Read the lines that follow and pick out every one containing the word "Anket".

>> begin RECORDED DATA

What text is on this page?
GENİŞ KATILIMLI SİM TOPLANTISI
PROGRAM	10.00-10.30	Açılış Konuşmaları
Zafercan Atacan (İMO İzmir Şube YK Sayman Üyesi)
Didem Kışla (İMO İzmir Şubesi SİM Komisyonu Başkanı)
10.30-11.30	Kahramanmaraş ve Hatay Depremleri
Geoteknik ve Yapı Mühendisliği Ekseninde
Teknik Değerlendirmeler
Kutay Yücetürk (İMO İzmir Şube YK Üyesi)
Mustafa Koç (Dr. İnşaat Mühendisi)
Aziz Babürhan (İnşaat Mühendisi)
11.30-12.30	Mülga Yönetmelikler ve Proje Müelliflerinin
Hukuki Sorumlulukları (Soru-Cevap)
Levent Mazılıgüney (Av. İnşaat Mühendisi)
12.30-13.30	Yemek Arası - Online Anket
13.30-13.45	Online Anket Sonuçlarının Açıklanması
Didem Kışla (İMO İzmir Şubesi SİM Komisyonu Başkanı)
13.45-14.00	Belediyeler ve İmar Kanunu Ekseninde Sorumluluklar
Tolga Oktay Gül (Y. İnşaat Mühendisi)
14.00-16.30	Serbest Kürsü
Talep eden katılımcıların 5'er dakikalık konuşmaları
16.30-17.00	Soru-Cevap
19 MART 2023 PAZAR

>> end RECORDED DATA

§ **FINAL ANSWER**:
12.30-13.30	Yemek Arası - Online Anket
13.30-13.45	Online Anket Sonuçlarının Açıklanması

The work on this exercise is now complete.